_Exercise details_. Search the material for the word "spécifiques" and report each line where it turns up.
§
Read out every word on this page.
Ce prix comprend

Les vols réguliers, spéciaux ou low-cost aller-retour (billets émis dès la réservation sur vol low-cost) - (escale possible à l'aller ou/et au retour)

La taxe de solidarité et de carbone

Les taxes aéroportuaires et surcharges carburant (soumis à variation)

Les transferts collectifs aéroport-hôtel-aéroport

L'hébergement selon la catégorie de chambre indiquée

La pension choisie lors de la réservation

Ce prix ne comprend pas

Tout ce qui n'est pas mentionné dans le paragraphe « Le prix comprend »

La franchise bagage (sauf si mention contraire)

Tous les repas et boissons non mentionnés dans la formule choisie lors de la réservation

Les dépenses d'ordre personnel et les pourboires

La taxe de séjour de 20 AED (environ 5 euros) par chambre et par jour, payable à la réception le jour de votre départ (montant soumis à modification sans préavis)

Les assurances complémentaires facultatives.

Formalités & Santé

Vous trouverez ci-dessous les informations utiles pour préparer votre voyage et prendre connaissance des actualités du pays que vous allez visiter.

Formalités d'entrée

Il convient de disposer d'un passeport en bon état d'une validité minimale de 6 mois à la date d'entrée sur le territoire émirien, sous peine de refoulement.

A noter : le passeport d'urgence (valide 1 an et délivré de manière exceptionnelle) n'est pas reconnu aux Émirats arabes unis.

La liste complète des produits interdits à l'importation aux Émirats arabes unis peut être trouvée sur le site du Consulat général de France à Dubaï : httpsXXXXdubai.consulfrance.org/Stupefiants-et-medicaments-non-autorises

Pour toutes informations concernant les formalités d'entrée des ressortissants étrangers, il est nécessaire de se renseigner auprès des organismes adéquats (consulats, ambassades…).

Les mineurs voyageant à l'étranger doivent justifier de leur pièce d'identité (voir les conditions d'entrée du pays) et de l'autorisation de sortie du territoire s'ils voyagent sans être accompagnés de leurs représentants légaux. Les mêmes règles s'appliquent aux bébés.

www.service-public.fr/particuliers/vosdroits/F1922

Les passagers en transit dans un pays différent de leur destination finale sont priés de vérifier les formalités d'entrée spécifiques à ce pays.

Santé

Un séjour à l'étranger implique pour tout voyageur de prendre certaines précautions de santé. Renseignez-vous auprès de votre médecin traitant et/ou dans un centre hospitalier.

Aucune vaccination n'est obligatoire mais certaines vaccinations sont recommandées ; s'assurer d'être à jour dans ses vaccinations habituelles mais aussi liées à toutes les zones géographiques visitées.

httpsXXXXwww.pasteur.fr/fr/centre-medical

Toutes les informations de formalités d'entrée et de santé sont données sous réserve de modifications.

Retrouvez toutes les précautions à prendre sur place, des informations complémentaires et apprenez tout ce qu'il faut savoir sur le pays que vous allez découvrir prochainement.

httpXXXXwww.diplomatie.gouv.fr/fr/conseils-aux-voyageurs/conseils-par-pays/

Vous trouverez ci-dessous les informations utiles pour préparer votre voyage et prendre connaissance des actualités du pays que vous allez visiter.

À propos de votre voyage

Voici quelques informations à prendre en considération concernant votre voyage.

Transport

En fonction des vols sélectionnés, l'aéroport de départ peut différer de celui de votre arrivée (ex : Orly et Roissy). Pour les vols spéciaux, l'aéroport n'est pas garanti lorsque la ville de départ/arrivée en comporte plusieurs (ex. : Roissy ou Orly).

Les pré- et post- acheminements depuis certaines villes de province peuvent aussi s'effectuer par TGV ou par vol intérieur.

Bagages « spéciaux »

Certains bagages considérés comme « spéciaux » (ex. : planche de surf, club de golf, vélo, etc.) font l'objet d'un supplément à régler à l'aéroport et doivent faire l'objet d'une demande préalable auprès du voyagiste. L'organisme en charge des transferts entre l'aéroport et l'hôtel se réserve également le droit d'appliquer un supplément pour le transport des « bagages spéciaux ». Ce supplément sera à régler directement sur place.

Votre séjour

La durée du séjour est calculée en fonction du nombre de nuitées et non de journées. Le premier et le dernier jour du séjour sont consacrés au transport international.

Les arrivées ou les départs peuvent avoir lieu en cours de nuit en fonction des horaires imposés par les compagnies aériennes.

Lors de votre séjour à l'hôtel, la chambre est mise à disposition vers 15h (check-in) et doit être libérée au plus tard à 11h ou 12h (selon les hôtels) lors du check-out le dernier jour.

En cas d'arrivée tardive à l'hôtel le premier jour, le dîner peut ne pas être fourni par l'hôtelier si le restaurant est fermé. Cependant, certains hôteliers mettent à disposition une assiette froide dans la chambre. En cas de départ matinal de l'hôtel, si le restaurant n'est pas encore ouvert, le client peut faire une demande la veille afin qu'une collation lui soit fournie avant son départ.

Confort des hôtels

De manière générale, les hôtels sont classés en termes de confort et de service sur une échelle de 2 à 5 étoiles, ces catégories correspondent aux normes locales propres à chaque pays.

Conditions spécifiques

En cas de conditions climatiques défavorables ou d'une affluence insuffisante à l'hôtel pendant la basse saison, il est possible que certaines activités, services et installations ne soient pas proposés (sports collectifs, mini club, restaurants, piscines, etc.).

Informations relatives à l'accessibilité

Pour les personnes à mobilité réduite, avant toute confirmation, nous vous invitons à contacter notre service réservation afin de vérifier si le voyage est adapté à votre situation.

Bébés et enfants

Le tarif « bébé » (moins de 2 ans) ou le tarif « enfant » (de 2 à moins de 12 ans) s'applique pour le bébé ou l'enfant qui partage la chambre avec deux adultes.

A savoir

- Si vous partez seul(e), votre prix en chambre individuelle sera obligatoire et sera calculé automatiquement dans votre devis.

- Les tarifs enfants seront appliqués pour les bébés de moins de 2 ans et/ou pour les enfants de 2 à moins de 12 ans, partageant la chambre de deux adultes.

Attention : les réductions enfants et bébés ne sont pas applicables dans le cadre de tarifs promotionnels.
§
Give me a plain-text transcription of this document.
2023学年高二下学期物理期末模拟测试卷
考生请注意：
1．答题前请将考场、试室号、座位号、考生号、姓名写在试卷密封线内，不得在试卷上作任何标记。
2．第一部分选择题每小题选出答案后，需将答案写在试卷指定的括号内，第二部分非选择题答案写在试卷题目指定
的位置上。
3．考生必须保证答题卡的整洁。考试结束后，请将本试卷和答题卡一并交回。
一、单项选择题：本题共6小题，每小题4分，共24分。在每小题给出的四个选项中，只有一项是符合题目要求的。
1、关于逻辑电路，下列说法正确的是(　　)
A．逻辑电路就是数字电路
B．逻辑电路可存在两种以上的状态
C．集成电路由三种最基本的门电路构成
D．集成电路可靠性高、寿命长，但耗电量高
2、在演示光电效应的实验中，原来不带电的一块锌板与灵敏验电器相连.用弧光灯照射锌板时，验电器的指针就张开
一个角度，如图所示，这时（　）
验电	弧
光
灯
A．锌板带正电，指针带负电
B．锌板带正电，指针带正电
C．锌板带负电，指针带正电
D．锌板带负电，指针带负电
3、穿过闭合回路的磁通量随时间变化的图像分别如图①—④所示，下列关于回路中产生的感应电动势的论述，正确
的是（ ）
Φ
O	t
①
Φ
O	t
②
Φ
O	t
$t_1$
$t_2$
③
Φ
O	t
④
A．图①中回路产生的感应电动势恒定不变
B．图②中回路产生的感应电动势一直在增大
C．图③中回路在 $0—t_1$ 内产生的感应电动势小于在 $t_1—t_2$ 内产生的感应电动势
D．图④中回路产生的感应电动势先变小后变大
§
_Response_.
Les passagers en transit dans un pays différent de leur destination finale sont priés de vérifier les formalités d'entrée spécifiques à ce pays.
Conditions spécifiques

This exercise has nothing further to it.